* _Task details_
Look below for the line containing "Read this page and output its text content.", then write out that line and every line after it to the end, exactly, minus the pictures.

* _Records for this exercise_
□ □ □ □

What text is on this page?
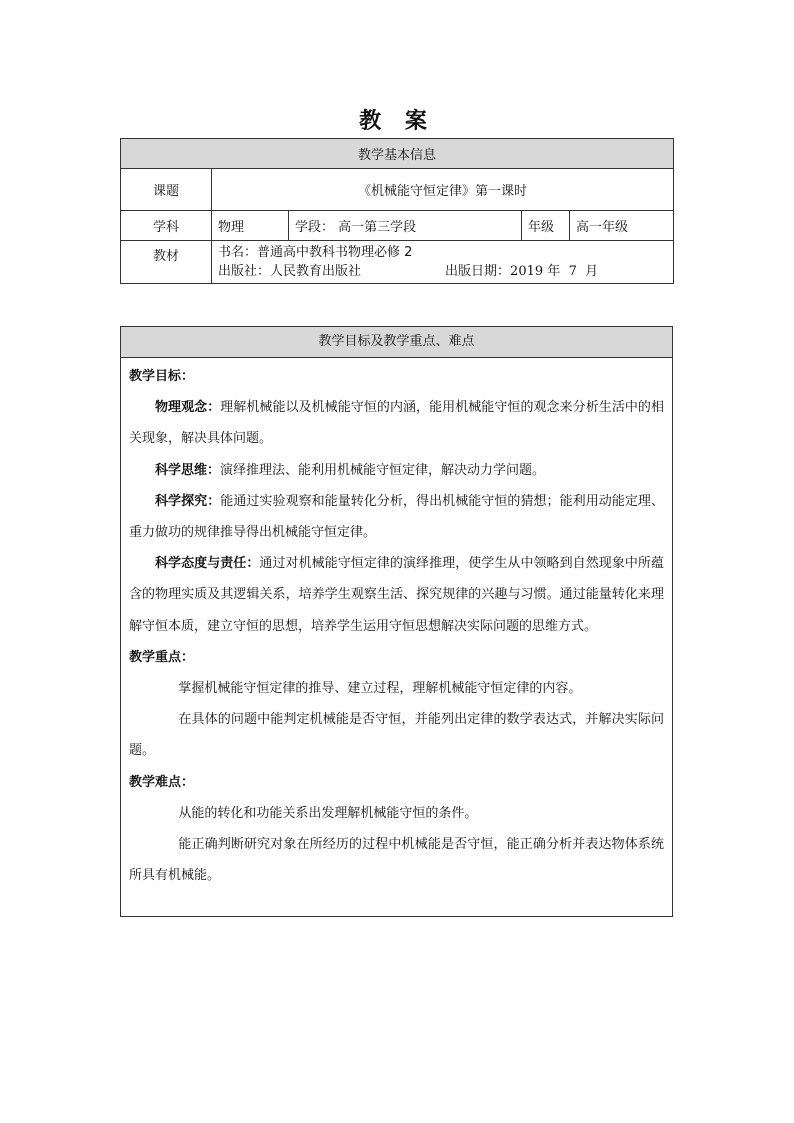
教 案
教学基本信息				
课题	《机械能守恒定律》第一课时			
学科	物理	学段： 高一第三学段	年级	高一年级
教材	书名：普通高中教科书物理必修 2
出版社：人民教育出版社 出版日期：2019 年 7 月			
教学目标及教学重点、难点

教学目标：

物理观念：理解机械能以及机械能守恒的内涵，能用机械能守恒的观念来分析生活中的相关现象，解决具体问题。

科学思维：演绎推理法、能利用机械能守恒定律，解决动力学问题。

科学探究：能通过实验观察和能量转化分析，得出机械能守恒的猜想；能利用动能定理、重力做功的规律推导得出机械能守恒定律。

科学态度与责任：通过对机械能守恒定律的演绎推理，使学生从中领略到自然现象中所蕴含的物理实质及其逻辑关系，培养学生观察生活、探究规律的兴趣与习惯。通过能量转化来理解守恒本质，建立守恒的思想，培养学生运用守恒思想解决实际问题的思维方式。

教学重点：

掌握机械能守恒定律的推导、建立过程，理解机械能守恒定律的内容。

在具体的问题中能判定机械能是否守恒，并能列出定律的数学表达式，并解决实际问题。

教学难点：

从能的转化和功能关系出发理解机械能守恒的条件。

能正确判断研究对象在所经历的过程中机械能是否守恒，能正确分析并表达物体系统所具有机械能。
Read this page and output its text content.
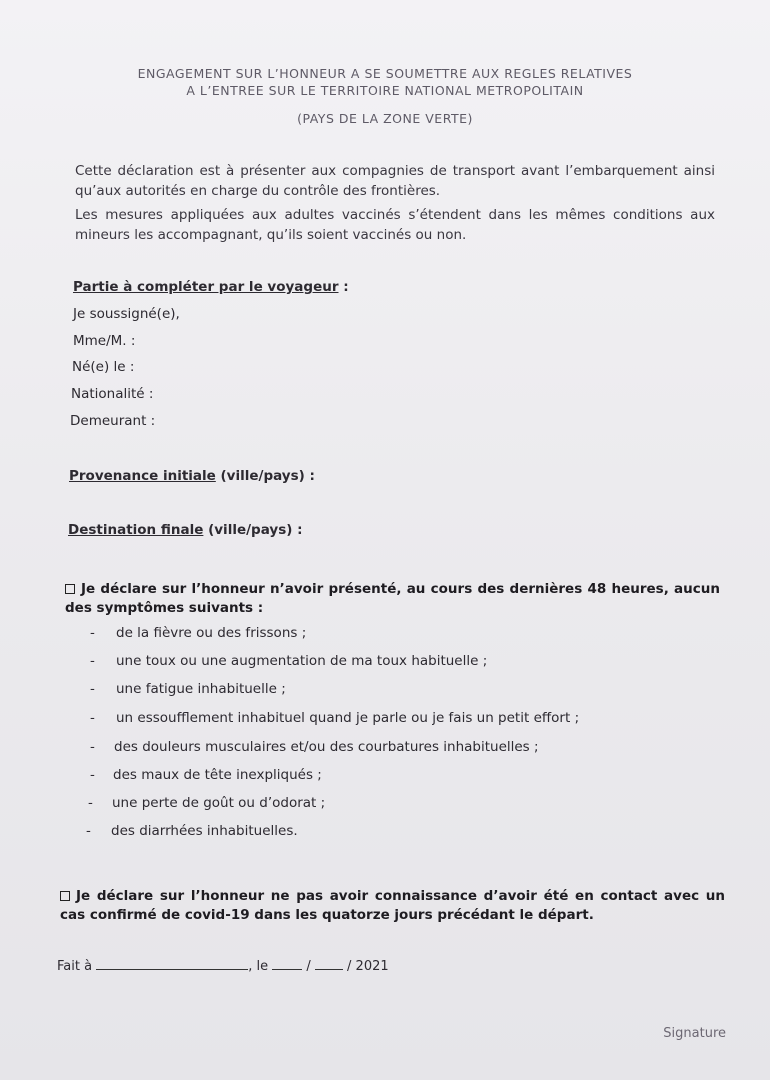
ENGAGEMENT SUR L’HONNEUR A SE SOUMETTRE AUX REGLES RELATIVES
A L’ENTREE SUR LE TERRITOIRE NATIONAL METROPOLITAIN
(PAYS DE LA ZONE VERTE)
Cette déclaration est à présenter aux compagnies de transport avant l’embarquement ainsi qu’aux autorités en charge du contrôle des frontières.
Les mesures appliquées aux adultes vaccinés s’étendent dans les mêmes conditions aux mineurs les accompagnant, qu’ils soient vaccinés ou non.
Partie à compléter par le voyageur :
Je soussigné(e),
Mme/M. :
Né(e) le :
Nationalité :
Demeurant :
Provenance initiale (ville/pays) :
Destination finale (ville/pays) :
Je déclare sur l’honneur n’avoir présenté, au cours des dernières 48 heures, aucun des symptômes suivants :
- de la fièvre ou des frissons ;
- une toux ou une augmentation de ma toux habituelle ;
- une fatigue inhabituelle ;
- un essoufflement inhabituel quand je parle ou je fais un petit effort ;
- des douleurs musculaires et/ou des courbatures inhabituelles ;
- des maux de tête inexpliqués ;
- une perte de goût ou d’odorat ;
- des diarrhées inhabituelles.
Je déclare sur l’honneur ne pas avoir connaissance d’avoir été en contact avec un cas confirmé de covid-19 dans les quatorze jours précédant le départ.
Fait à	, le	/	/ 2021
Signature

□ □ □ □

* _Result for this task_
Read this page and output its text content.
ENGAGEMENT SUR L’HONNEUR A SE SOUMETTRE AUX REGLES RELATIVES
A L’ENTREE SUR LE TERRITOIRE NATIONAL METROPOLITAIN
(PAYS DE LA ZONE VERTE)
Cette déclaration est à présenter aux compagnies de transport avant l’embarquement ainsi qu’aux autorités en charge du contrôle des frontières.
Les mesures appliquées aux adultes vaccinés s’étendent dans les mêmes conditions aux mineurs les accompagnant, qu’ils soient vaccinés ou non.
Partie à compléter par le voyageur :
Je soussigné(e),
Mme/M. :
Né(e) le :
Nationalité :
Demeurant :
Provenance initiale (ville/pays) :
Destination finale (ville/pays) :
Je déclare sur l’honneur n’avoir présenté, au cours des dernières 48 heures, aucun des symptômes suivants :
- de la fièvre ou des frissons ;
- une toux ou une augmentation de ma toux habituelle ;
- une fatigue inhabituelle ;
- un essoufflement inhabituel quand je parle ou je fais un petit effort ;
- des douleurs musculaires et/ou des courbatures inhabituelles ;
- des maux de tête inexpliqués ;
- une perte de goût ou d’odorat ;
- des diarrhées inhabituelles.
Je déclare sur l’honneur ne pas avoir connaissance d’avoir été en contact avec un cas confirmé de covid-19 dans les quatorze jours précédant le départ.
Fait à	, le	/	/ 2021
Signature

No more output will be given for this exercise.